# The problem:
The data below needs to be returned exactly, line for line.
____ Listing
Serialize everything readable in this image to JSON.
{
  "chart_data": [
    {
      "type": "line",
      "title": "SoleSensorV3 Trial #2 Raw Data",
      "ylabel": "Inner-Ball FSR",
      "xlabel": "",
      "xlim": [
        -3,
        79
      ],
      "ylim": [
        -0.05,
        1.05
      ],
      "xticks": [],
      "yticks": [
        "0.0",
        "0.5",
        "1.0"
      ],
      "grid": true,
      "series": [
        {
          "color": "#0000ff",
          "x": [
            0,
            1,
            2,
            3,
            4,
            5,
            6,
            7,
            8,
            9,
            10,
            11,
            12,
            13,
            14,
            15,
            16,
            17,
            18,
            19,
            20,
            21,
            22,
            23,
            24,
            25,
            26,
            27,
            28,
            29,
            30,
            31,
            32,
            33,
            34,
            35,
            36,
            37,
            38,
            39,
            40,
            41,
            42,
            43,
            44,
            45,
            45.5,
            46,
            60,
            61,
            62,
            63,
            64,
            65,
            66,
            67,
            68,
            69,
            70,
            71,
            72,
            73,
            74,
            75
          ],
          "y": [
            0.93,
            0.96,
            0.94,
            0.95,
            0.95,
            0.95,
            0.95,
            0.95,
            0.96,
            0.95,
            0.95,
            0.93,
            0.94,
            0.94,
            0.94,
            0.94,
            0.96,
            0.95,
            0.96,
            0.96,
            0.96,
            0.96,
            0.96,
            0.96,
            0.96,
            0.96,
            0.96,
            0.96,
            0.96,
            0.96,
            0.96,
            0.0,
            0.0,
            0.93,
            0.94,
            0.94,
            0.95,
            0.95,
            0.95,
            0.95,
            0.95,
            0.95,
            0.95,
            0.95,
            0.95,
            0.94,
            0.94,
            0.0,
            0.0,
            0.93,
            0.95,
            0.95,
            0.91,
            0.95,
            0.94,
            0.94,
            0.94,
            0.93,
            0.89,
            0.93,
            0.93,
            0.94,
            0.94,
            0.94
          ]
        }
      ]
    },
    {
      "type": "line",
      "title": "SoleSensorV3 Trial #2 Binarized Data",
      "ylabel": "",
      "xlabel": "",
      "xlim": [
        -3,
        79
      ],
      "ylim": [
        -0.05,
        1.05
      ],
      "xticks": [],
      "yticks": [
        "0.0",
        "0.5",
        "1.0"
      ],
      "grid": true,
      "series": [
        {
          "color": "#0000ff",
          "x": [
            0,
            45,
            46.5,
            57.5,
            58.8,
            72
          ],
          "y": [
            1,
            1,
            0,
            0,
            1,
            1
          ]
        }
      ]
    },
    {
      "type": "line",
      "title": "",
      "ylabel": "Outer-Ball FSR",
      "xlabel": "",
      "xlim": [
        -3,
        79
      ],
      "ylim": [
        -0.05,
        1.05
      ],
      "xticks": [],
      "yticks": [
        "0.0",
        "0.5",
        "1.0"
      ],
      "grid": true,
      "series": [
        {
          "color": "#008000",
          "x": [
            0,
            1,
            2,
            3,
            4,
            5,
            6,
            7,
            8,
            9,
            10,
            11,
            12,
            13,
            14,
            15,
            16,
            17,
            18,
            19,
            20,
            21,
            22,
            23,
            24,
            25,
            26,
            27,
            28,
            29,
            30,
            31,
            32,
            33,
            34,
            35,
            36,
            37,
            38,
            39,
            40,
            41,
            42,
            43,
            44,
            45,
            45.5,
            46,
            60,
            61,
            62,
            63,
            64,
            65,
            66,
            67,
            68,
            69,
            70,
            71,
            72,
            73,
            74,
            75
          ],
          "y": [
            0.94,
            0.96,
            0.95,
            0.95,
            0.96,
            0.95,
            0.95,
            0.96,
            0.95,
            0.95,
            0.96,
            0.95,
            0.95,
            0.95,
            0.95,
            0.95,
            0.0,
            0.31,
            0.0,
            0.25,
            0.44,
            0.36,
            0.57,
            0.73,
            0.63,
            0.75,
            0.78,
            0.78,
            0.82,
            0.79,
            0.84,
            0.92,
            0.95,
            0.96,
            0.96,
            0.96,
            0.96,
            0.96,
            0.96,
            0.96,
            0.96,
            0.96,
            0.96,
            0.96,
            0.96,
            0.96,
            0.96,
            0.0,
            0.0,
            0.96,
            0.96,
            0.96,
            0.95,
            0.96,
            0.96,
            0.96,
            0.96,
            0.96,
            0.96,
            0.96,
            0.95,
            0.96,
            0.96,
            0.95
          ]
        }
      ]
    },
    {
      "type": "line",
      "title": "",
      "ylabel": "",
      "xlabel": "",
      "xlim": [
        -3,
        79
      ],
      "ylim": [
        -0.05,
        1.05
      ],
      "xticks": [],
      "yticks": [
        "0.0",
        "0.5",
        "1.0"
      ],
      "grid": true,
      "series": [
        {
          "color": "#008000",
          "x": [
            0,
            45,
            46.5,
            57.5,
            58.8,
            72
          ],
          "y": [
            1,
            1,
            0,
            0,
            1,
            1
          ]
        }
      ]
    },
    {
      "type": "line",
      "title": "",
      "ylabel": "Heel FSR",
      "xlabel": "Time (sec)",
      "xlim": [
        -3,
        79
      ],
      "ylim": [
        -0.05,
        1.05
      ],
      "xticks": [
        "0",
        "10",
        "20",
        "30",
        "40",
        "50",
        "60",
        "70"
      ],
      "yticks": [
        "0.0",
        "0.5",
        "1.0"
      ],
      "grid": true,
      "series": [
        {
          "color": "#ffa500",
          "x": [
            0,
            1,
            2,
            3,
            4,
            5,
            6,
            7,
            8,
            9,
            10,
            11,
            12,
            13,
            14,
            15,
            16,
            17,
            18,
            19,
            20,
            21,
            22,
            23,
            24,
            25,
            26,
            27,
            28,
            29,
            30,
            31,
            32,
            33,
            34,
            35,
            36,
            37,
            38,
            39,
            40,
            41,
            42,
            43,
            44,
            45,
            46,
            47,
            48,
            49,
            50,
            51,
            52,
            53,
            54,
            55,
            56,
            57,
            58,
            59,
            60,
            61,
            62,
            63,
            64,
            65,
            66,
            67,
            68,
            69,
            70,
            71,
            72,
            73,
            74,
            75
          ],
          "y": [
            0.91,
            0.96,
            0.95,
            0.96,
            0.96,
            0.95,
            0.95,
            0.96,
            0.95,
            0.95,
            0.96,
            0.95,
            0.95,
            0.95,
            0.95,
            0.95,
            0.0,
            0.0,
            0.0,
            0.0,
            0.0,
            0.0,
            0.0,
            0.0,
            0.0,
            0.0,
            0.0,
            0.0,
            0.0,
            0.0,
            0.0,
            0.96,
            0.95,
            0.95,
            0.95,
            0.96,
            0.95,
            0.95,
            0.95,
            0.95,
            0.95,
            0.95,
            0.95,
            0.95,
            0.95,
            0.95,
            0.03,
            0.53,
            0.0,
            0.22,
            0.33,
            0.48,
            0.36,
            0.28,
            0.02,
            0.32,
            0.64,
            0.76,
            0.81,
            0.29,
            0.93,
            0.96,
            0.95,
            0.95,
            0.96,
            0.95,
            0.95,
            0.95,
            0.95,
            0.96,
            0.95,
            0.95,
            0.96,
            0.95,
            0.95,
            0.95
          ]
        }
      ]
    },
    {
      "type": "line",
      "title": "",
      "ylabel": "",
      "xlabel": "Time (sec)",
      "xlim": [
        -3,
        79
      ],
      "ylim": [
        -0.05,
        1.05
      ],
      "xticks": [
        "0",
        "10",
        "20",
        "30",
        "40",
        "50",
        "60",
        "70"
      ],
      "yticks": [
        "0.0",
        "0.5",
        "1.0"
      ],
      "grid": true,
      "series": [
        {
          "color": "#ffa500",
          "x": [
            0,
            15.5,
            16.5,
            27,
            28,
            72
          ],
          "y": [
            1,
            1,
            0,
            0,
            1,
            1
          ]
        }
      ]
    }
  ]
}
________
# Result of this exercise:
Serialize everything readable in this image to JSON.
{
  "chart_data": [
    {
      "type": "line",
      "title": "SoleSensorV3 Trial #2 Raw Data",
      "ylabel": "Inner-Ball FSR",
      "xlabel": "",
      "xlim": [
        -3,
        79
      ],
      "ylim": [
        -0.05,
        1.05
      ],
      "xticks": [],
      "yticks": [
        "0.0",
        "0.5",
        "1.0"
      ],
      "grid": true,
      "series": [
        {
          "color": "#0000ff",
          "x": [
            0,
            1,
            2,
            3,
            4,
            5,
            6,
            7,
            8,
            9,
            10,
            11,
            12,
            13,
            14,
            15,
            16,
            17,
            18,
            19,
            20,
            21,
            22,
            23,
            24,
            25,
            26,
            27,
            28,
            29,
            30,
            31,
            32,
            33,
            34,
            35,
            36,
            37,
            38,
            39,
            40,
            41,
            42,
            43,
            44,
            45,
            45.5,
            46,
            60,
            61,
            62,
            63,
            64,
            65,
            66,
            67,
            68,
            69,
            70,
            71,
            72,
            73,
            74,
            75
          ],
          "y": [
            0.93,
            0.96,
            0.94,
            0.95,
            0.95,
            0.95,
            0.95,
            0.95,
            0.96,
            0.95,
            0.95,
            0.93,
            0.94,
            0.94,
            0.94,
            0.94,
            0.96,
            0.95,
            0.96,
            0.96,
            0.96,
            0.96,
            0.96,
            0.96,
            0.96,
            0.96,
            0.96,
            0.96,
            0.96,
            0.96,
            0.96,
            0.0,
            0.0,
            0.93,
            0.94,
            0.94,
            0.95,
            0.95,
            0.95,
            0.95,
            0.95,
            0.95,
            0.95,
            0.95,
            0.95,
            0.94,
            0.94,
            0.0,
            0.0,
            0.93,
            0.95,
            0.95,
            0.91,
            0.95,
            0.94,
            0.94,
            0.94,
            0.93,
            0.89,
            0.93,
            0.93,
            0.94,
            0.94,
            0.94
          ]
        }
      ]
    },
    {
      "type": "line",
      "title": "SoleSensorV3 Trial #2 Binarized Data",
      "ylabel": "",
      "xlabel": "",
      "xlim": [
        -3,
        79
      ],
      "ylim": [
        -0.05,
        1.05
      ],
      "xticks": [],
      "yticks": [
        "0.0",
        "0.5",
        "1.0"
      ],
      "grid": true,
      "series": [
        {
          "color": "#0000ff",
          "x": [
            0,
            45,
            46.5,
            57.5,
            58.8,
            72
          ],
          "y": [
            1,
            1,
            0,
            0,
            1,
            1
          ]
        }
      ]
    },
    {
      "type": "line",
      "title": "",
      "ylabel": "Outer-Ball FSR",
      "xlabel": "",
      "xlim": [
        -3,
        79
      ],
      "ylim": [
        -0.05,
        1.05
      ],
      "xticks": [],
      "yticks": [
        "0.0",
        "0.5",
        "1.0"
      ],
      "grid": true,
      "series": [
        {
          "color": "#008000",
          "x": [
            0,
            1,
            2,
            3,
            4,
            5,
            6,
            7,
            8,
            9,
            10,
            11,
            12,
            13,
            14,
            15,
            16,
            17,
            18,
            19,
            20,
            21,
            22,
            23,
            24,
            25,
            26,
            27,
            28,
            29,
            30,
            31,
            32,
            33,
            34,
            35,
            36,
            37,
            38,
            39,
            40,
            41,
            42,
            43,
            44,
            45,
            45.5,
            46,
            60,
            61,
            62,
            63,
            64,
            65,
            66,
            67,
            68,
            69,
            70,
            71,
            72,
            73,
            74,
            75
          ],
          "y": [
            0.94,
            0.96,
            0.95,
            0.95,
            0.96,
            0.95,
            0.95,
            0.96,
            0.95,
            0.95,
            0.96,
            0.95,
            0.95,
            0.95,
            0.95,
            0.95,
            0.0,
            0.31,
            0.0,
            0.25,
            0.44,
            0.36,
            0.57,
            0.73,
            0.63,
            0.75,
            0.78,
            0.78,
            0.82,
            0.79,
            0.84,
            0.92,
            0.95,
            0.96,
            0.96,
            0.96,
            0.96,
            0.96,
            0.96,
            0.96,
            0.96,
            0.96,
            0.96,
            0.96,
            0.96,
            0.96,
            0.96,
            0.0,
            0.0,
            0.96,
            0.96,
            0.96,
            0.95,
            0.96,
            0.96,
            0.96,
            0.96,
            0.96,
            0.96,
            0.96,
            0.95,
            0.96,
            0.96,
            0.95
          ]
        }
      ]
    },
    {
      "type": "line",
      "title": "",
      "ylabel": "",
      "xlabel": "",
      "xlim": [
        -3,
        79
      ],
      "ylim": [
        -0.05,
        1.05
      ],
      "xticks": [],
      "yticks": [
        "0.0",
        "0.5",
        "1.0"
      ],
      "grid": true,
      "series": [
        {
          "color": "#008000",
          "x": [
            0,
            45,
            46.5,
            57.5,
            58.8,
            72
          ],
          "y": [
            1,
            1,
            0,
            0,
            1,
            1
          ]
        }
      ]
    },
    {
      "type": "line",
      "title": "",
      "ylabel": "Heel FSR",
      "xlabel": "Time (sec)",
      "xlim": [
        -3,
        79
      ],
      "ylim": [
        -0.05,
        1.05
      ],
      "xticks": [
        "0",
        "10",
        "20",
        "30",
        "40",
        "50",
        "60",
        "70"
      ],
      "yticks": [
        "0.0",
        "0.5",
        "1.0"
      ],
      "grid": true,
      "series": [
        {
          "color": "#ffa500",
          "x": [
            0,
            1,
            2,
            3,
            4,
            5,
            6,
            7,
            8,
            9,
            10,
            11,
            12,
            13,
            14,
            15,
            16,
            17,
            18,
            19,
            20,
            21,
            22,
            23,
            24,
            25,
            26,
            27,
            28,
            29,
            30,
            31,
            32,
            33,
            34,
            35,
            36,
            37,
            38,
            39,
            40,
            41,
            42,
            43,
            44,
            45,
            46,
            47,
            48,
            49,
            50,
            51,
            52,
            53,
            54,
            55,
            56,
            57,
            58,
            59,
            60,
            61,
            62,
            63,
            64,
            65,
            66,
            67,
            68,
            69,
            70,
            71,
            72,
            73,
            74,
            75
          ],
          "y": [
            0.91,
            0.96,
            0.95,
            0.96,
            0.96,
            0.95,
            0.95,
            0.96,
            0.95,
            0.95,
            0.96,
            0.95,
            0.95,
            0.95,
            0.95,
            0.95,
            0.0,
            0.0,
            0.0,
            0.0,
            0.0,
            0.0,
            0.0,
            0.0,
            0.0,
            0.0,
            0.0,
            0.0,
            0.0,
            0.0,
            0.0,
            0.96,
            0.95,
            0.95,
            0.95,
            0.96,
            0.95,
            0.95,
            0.95,
            0.95,
            0.95,
            0.95,
            0.95,
            0.95,
            0.95,
            0.95,
            0.03,
            0.53,
            0.0,
            0.22,
            0.33,
            0.48,
            0.36,
            0.28,
            0.02,
            0.32,
            0.64,
            0.76,
            0.81,
            0.29,
            0.93,
            0.96,
            0.95,
            0.95,
            0.96,
            0.95,
            0.95,
            0.95,
            0.95,
            0.96,
            0.95,
            0.95,
            0.96,
            0.95,
            0.95,
            0.95
          ]
        }
      ]
    },
    {
      "type": "line",
      "title": "",
      "ylabel": "",
      "xlabel": "Time (sec)",
      "xlim": [
        -3,
        79
      ],
      "ylim": [
        -0.05,
        1.05
      ],
      "xticks": [
        "0",
        "10",
        "20",
        "30",
        "40",
        "50",
        "60",
        "70"
      ],
      "yticks": [
        "0.0",
        "0.5",
        "1.0"
      ],
      "grid": true,
      "series": [
        {
          "color": "#ffa500",
          "x": [
            0,
            15.5,
            16.5,
            27,
            28,
            72
          ],
          "y": [
            1,
            1,
            0,
            0,
            1,
            1
          ]
        }
      ]
    }
  ]
}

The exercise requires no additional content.